_Required work_. Transcribe the listing verbatim. Do not carry over any pictures.

* Start Data for the task *

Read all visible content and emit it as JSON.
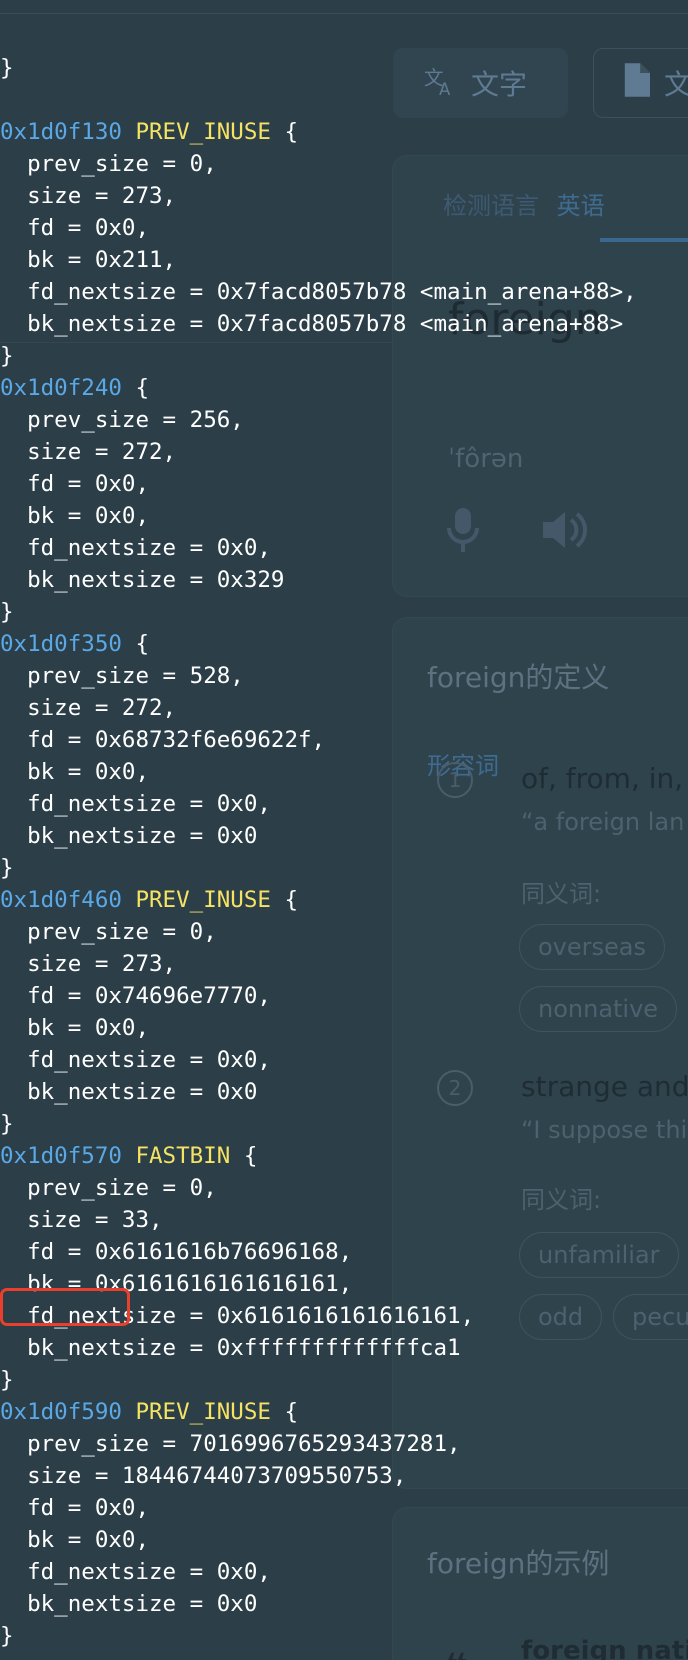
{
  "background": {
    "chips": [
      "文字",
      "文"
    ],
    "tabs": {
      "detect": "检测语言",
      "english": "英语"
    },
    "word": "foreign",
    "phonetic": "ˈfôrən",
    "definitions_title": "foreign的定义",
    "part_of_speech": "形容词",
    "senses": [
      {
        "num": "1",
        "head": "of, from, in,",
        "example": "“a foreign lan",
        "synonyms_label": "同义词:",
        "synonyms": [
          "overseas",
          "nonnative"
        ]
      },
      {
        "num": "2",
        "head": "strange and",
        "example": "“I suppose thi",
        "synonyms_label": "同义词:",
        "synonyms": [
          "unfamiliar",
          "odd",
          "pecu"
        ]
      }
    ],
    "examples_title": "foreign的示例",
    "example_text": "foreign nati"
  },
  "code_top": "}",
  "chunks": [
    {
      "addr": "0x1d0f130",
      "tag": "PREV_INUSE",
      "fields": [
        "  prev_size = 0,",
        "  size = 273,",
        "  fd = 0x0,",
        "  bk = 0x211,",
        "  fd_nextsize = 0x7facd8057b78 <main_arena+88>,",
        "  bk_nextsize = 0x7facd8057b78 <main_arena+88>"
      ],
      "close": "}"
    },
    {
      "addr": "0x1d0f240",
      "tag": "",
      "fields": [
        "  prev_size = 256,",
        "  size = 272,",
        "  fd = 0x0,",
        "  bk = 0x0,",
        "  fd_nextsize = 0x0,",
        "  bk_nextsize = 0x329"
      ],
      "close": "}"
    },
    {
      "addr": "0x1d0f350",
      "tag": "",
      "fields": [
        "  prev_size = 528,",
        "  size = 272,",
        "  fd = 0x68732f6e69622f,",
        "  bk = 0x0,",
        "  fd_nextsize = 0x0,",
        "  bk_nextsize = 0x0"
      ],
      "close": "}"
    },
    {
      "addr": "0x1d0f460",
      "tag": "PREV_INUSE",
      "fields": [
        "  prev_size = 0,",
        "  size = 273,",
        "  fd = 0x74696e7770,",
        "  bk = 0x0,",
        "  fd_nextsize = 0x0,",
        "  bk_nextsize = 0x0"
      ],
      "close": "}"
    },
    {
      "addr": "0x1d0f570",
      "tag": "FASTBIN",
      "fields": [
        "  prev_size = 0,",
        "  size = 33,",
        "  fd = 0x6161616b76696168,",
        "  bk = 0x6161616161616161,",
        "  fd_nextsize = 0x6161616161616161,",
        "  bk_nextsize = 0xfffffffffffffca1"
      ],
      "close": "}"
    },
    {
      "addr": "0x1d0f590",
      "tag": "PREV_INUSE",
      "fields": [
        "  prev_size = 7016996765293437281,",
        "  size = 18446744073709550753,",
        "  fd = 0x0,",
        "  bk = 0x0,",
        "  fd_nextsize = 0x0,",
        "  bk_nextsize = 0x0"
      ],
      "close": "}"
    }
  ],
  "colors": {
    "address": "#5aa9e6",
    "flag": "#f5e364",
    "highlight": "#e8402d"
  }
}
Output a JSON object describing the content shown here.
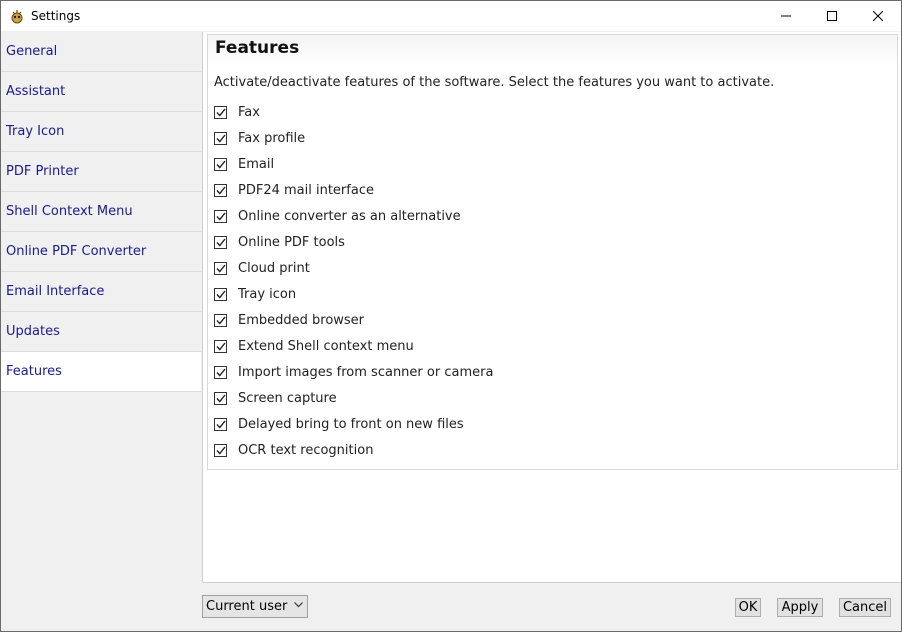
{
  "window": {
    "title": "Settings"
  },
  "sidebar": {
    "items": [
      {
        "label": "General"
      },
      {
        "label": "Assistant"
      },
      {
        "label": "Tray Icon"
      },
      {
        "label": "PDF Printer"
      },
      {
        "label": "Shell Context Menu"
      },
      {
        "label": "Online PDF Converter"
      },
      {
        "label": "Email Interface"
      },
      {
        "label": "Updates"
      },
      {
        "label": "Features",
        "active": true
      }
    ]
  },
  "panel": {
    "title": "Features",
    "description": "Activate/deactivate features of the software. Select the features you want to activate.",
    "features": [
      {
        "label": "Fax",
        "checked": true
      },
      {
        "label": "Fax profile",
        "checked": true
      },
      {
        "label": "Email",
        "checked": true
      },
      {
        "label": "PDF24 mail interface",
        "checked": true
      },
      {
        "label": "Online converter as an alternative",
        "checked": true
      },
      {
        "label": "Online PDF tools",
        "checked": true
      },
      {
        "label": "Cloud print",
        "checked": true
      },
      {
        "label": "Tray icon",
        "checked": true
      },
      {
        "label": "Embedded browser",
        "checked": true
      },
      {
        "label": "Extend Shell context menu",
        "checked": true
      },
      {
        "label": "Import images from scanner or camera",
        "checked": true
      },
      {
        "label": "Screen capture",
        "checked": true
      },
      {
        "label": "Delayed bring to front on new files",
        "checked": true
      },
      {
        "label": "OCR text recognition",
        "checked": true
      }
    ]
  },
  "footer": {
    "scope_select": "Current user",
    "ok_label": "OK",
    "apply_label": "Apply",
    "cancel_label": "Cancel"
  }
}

* End Data for the task *

_Written solution_.
Read all visible content and emit it as JSON.
{
  "background": {
    "chips": [
      "文字",
      "文"
    ],
    "tabs": {
      "detect": "检测语言",
      "english": "英语"
    },
    "word": "foreign",
    "phonetic": "ˈfôrən",
    "definitions_title": "foreign的定义",
    "part_of_speech": "形容词",
    "senses": [
      {
        "num": "1",
        "head": "of, from, in,",
        "example": "“a foreign lan",
        "synonyms_label": "同义词:",
        "synonyms": [
          "overseas",
          "nonnative"
        ]
      },
      {
        "num": "2",
        "head": "strange and",
        "example": "“I suppose thi",
        "synonyms_label": "同义词:",
        "synonyms": [
          "unfamiliar",
          "odd",
          "pecu"
        ]
      }
    ],
    "examples_title": "foreign的示例",
    "example_text": "foreign nati"
  },
  "code_top": "}",
  "chunks": [
    {
      "addr": "0x1d0f130",
      "tag": "PREV_INUSE",
      "fields": [
        "  prev_size = 0,",
        "  size = 273,",
        "  fd = 0x0,",
        "  bk = 0x211,",
        "  fd_nextsize = 0x7facd8057b78 <main_arena+88>,",
        "  bk_nextsize = 0x7facd8057b78 <main_arena+88>"
      ],
      "close": "}"
    },
    {
      "addr": "0x1d0f240",
      "tag": "",
      "fields": [
        "  prev_size = 256,",
        "  size = 272,",
        "  fd = 0x0,",
        "  bk = 0x0,",
        "  fd_nextsize = 0x0,",
        "  bk_nextsize = 0x329"
      ],
      "close": "}"
    },
    {
      "addr": "0x1d0f350",
      "tag": "",
      "fields": [
        "  prev_size = 528,",
        "  size = 272,",
        "  fd = 0x68732f6e69622f,",
        "  bk = 0x0,",
        "  fd_nextsize = 0x0,",
        "  bk_nextsize = 0x0"
      ],
      "close": "}"
    },
    {
      "addr": "0x1d0f460",
      "tag": "PREV_INUSE",
      "fields": [
        "  prev_size = 0,",
        "  size = 273,",
        "  fd = 0x74696e7770,",
        "  bk = 0x0,",
        "  fd_nextsize = 0x0,",
        "  bk_nextsize = 0x0"
      ],
      "close": "}"
    },
    {
      "addr": "0x1d0f570",
      "tag": "FASTBIN",
      "fields": [
        "  prev_size = 0,",
        "  size = 33,",
        "  fd = 0x6161616b76696168,",
        "  bk = 0x6161616161616161,",
        "  fd_nextsize = 0x6161616161616161,",
        "  bk_nextsize = 0xfffffffffffffca1"
      ],
      "close": "}"
    },
    {
      "addr": "0x1d0f590",
      "tag": "PREV_INUSE",
      "fields": [
        "  prev_size = 7016996765293437281,",
        "  size = 18446744073709550753,",
        "  fd = 0x0,",
        "  bk = 0x0,",
        "  fd_nextsize = 0x0,",
        "  bk_nextsize = 0x0"
      ],
      "close": "}"
    }
  ],
  "colors": {
    "address": "#5aa9e6",
    "flag": "#f5e364",
    "highlight": "#e8402d"
  }
}
Output a JSON object describing the content shown here.
{
  "window": {
    "title": "Settings"
  },
  "sidebar": {
    "items": [
      {
        "label": "General"
      },
      {
        "label": "Assistant"
      },
      {
        "label": "Tray Icon"
      },
      {
        "label": "PDF Printer"
      },
      {
        "label": "Shell Context Menu"
      },
      {
        "label": "Online PDF Converter"
      },
      {
        "label": "Email Interface"
      },
      {
        "label": "Updates"
      },
      {
        "label": "Features",
        "active": true
      }
    ]
  },
  "panel": {
    "title": "Features",
    "description": "Activate/deactivate features of the software. Select the features you want to activate.",
    "features": [
      {
        "label": "Fax",
        "checked": true
      },
      {
        "label": "Fax profile",
        "checked": true
      },
      {
        "label": "Email",
        "checked": true
      },
      {
        "label": "PDF24 mail interface",
        "checked": true
      },
      {
        "label": "Online converter as an alternative",
        "checked": true
      },
      {
        "label": "Online PDF tools",
        "checked": true
      },
      {
        "label": "Cloud print",
        "checked": true
      },
      {
        "label": "Tray icon",
        "checked": true
      },
      {
        "label": "Embedded browser",
        "checked": true
      },
      {
        "label": "Extend Shell context menu",
        "checked": true
      },
      {
        "label": "Import images from scanner or camera",
        "checked": true
      },
      {
        "label": "Screen capture",
        "checked": true
      },
      {
        "label": "Delayed bring to front on new files",
        "checked": true
      },
      {
        "label": "OCR text recognition",
        "checked": true
      }
    ]
  },
  "footer": {
    "scope_select": "Current user",
    "ok_label": "OK",
    "apply_label": "Apply",
    "cancel_label": "Cancel"
  }
}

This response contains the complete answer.